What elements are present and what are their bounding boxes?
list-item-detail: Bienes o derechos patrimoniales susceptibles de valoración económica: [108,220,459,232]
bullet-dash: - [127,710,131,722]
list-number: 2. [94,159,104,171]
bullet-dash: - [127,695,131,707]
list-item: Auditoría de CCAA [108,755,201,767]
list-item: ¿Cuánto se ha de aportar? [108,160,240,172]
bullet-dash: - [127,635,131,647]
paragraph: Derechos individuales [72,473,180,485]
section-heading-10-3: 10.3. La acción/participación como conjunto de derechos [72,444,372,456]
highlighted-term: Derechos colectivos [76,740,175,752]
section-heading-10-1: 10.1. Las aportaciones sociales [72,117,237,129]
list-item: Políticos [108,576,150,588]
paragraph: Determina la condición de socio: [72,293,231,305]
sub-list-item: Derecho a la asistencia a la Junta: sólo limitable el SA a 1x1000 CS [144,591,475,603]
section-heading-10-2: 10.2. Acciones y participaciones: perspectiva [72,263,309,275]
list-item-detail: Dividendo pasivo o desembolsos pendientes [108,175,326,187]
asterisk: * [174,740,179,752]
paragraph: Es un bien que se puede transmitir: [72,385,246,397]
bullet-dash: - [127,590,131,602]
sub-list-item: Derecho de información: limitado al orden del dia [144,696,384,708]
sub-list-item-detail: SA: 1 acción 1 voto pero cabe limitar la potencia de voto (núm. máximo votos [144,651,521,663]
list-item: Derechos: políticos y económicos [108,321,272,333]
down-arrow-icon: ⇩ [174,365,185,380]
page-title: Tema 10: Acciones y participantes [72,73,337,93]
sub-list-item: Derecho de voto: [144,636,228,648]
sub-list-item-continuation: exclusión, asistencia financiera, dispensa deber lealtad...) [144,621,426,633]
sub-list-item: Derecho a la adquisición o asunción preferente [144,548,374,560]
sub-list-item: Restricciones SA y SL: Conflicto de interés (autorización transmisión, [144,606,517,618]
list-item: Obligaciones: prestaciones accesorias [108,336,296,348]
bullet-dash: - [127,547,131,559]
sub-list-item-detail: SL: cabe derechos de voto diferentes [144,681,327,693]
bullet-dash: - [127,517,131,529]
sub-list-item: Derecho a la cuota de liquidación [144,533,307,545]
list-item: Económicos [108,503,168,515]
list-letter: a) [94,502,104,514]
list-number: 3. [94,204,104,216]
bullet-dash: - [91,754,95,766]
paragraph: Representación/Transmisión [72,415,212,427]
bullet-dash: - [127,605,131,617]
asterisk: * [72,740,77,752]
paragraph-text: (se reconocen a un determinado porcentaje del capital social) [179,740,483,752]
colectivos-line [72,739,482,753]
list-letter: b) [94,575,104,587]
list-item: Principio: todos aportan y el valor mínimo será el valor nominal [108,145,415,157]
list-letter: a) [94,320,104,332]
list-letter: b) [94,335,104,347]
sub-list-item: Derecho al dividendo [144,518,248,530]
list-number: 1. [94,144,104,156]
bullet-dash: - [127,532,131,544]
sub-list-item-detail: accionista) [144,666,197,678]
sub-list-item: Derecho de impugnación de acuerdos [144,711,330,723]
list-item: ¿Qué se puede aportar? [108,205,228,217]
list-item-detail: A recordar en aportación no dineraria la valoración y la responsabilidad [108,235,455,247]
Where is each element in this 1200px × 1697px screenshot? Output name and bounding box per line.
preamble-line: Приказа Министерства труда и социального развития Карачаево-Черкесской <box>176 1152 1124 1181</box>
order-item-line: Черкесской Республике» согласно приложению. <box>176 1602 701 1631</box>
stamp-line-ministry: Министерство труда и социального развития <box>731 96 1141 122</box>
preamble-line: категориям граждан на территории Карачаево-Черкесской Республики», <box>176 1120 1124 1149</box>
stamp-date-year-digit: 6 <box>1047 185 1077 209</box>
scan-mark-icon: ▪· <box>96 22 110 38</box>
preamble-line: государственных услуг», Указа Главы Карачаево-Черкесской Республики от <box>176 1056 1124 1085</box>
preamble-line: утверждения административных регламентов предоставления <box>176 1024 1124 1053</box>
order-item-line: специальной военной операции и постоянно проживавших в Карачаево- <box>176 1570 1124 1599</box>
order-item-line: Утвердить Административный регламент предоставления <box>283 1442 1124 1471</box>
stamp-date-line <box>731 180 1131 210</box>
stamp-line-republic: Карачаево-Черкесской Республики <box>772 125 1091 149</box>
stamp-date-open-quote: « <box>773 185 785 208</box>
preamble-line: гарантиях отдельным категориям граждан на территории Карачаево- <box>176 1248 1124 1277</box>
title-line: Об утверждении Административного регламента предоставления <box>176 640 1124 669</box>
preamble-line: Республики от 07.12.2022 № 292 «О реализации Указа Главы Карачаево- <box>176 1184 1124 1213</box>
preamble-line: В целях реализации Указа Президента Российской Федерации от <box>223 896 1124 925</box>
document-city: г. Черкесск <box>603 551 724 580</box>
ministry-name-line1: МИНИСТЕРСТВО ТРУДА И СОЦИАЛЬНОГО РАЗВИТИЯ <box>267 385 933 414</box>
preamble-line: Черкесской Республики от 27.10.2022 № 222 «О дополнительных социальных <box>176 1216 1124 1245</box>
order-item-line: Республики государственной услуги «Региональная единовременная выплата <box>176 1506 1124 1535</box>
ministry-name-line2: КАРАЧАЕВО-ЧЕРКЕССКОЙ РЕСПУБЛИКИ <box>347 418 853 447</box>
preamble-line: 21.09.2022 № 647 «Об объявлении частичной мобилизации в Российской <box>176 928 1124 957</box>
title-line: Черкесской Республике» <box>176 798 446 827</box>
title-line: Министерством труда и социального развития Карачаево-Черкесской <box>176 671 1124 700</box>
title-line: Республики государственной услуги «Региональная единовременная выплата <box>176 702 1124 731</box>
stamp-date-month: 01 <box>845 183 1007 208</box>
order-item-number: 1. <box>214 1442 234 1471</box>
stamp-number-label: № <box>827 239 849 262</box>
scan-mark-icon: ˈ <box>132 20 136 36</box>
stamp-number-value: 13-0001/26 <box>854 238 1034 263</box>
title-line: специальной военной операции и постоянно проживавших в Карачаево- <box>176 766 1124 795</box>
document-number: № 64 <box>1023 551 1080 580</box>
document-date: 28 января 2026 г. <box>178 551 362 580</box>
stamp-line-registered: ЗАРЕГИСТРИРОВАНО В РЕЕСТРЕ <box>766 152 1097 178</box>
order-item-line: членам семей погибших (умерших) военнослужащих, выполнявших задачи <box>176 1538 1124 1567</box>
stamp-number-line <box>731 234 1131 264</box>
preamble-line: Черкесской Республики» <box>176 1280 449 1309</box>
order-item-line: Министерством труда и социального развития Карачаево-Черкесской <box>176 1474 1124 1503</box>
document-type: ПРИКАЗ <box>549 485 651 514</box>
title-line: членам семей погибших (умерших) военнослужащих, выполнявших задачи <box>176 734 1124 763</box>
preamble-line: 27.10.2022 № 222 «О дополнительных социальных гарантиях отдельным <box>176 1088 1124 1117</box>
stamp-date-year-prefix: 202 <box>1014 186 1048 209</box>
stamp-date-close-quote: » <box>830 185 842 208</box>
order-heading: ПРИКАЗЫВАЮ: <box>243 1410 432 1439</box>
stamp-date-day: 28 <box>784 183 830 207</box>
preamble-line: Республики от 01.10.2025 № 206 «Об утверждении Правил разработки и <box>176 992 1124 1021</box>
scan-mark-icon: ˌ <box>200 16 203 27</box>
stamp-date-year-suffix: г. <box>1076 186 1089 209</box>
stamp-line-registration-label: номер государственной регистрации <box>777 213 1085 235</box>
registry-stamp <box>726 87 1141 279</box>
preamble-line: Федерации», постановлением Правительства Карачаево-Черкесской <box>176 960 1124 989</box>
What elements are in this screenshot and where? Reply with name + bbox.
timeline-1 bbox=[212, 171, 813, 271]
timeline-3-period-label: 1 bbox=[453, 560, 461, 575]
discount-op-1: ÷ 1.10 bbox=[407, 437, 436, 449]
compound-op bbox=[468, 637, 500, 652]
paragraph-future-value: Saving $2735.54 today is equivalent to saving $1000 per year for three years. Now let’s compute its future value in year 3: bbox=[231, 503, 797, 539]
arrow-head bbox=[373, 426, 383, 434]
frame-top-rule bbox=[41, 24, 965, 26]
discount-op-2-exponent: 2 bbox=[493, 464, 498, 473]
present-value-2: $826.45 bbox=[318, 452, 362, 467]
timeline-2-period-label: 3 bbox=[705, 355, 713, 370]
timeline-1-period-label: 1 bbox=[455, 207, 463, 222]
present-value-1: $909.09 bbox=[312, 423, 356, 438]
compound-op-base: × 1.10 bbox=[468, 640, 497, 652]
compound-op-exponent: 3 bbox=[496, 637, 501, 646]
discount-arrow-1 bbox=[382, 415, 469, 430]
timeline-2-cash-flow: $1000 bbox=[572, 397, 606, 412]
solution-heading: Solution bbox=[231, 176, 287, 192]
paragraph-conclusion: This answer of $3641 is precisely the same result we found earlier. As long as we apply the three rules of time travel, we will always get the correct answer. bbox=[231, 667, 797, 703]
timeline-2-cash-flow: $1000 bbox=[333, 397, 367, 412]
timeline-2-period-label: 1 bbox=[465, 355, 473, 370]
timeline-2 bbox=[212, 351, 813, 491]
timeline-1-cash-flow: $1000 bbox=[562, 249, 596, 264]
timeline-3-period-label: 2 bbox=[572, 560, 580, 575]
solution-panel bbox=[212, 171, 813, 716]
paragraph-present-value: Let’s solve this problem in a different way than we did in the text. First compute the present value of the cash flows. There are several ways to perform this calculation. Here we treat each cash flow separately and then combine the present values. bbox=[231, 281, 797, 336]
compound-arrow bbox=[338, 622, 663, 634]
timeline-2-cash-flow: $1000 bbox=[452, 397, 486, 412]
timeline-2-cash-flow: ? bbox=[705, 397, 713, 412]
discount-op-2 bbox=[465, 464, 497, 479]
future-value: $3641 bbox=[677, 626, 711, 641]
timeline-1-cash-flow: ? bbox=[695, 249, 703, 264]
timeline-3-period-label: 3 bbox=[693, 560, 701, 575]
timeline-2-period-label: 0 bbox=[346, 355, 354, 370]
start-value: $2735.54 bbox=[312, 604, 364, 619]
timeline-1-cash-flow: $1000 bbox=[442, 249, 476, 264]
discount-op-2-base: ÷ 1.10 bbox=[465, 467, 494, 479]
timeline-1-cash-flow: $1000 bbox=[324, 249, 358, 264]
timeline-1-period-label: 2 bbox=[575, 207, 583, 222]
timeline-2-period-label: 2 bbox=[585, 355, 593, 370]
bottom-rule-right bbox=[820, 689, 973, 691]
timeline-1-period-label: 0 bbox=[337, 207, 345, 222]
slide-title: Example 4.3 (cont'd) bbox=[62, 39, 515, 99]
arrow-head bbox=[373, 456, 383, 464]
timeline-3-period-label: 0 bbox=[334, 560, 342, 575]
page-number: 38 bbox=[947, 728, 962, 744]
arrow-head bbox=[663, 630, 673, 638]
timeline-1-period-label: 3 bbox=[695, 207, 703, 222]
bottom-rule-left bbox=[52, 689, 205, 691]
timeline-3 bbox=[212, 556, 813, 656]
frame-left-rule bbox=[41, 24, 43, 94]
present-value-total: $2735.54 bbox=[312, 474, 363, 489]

..............................

▶ **WORK REQUIRED**
Copy the lines exactly, starting with the very first line and ending with the line that contains "asterisk: * [174,740,179,752]", with both of those lines included.

▶ **WRITTEN ANSWER**
What elements are present and what are their bounding boxes?
list-item-detail: Bienes o derechos patrimoniales susceptibles de valoración económica: [108,220,459,232]
bullet-dash: - [127,710,131,722]
list-number: 2. [94,159,104,171]
bullet-dash: - [127,695,131,707]
list-item: Auditoría de CCAA [108,755,201,767]
list-item: ¿Cuánto se ha de aportar? [108,160,240,172]
bullet-dash: - [127,635,131,647]
paragraph: Derechos individuales [72,473,180,485]
section-heading-10-3: 10.3. La acción/participación como conjunto de derechos [72,444,372,456]
highlighted-term: Derechos colectivos [76,740,175,752]
section-heading-10-1: 10.1. Las aportaciones sociales [72,117,237,129]
list-item: Políticos [108,576,150,588]
paragraph: Determina la condición de socio: [72,293,231,305]
sub-list-item: Derecho a la asistencia a la Junta: sólo limitable el SA a 1x1000 CS [144,591,475,603]
section-heading-10-2: 10.2. Acciones y participaciones: perspectiva [72,263,309,275]
list-item-detail: Dividendo pasivo o desembolsos pendientes [108,175,326,187]
asterisk: * [174,740,179,752]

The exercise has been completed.